Gather up every line that includes the string "What".

|---|

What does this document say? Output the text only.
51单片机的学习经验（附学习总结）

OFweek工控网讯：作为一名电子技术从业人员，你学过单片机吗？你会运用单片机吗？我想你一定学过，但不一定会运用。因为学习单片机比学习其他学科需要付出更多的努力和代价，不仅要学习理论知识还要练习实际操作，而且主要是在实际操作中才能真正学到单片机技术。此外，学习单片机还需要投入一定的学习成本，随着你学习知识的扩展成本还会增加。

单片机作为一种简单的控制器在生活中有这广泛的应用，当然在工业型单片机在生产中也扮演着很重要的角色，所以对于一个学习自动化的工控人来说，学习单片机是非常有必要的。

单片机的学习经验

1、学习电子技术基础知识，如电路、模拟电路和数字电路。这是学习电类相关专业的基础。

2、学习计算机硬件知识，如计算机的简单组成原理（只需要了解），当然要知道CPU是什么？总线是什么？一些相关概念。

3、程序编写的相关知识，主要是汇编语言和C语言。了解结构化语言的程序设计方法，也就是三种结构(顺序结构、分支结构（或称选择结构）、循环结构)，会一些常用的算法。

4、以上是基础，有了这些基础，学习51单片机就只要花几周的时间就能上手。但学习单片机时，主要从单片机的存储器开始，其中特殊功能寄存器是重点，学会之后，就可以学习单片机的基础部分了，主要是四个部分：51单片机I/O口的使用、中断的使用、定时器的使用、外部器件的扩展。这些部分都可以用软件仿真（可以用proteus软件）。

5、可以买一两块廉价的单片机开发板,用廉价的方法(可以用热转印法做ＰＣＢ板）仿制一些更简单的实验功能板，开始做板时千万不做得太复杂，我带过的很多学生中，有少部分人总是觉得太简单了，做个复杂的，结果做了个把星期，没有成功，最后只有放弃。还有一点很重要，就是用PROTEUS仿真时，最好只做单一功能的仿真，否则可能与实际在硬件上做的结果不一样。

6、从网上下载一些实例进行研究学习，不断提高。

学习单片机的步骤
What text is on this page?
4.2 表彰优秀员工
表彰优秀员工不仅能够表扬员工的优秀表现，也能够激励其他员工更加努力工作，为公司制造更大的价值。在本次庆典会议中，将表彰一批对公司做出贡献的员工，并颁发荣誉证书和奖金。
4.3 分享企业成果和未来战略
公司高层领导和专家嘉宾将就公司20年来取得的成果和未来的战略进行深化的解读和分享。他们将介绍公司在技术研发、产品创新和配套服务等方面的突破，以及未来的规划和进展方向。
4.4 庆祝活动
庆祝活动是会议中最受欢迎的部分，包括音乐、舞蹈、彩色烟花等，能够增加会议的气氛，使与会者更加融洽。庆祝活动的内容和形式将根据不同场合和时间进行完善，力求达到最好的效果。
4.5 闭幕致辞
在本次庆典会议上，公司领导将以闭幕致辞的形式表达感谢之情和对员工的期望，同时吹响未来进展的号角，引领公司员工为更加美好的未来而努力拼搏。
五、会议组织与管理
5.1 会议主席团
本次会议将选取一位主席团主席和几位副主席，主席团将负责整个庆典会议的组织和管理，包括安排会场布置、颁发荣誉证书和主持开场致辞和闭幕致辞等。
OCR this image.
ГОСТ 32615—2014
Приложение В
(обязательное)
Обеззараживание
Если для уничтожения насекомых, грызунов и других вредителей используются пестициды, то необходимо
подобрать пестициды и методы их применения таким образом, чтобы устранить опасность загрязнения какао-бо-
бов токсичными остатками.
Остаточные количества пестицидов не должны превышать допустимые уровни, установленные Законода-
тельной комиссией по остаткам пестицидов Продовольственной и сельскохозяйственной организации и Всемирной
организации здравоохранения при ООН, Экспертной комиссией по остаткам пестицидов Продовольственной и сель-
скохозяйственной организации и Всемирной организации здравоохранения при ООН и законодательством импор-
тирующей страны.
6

|---|

RESULT OF THE EXERCISE.
What does this document say? Output the text only.
What text is on this page?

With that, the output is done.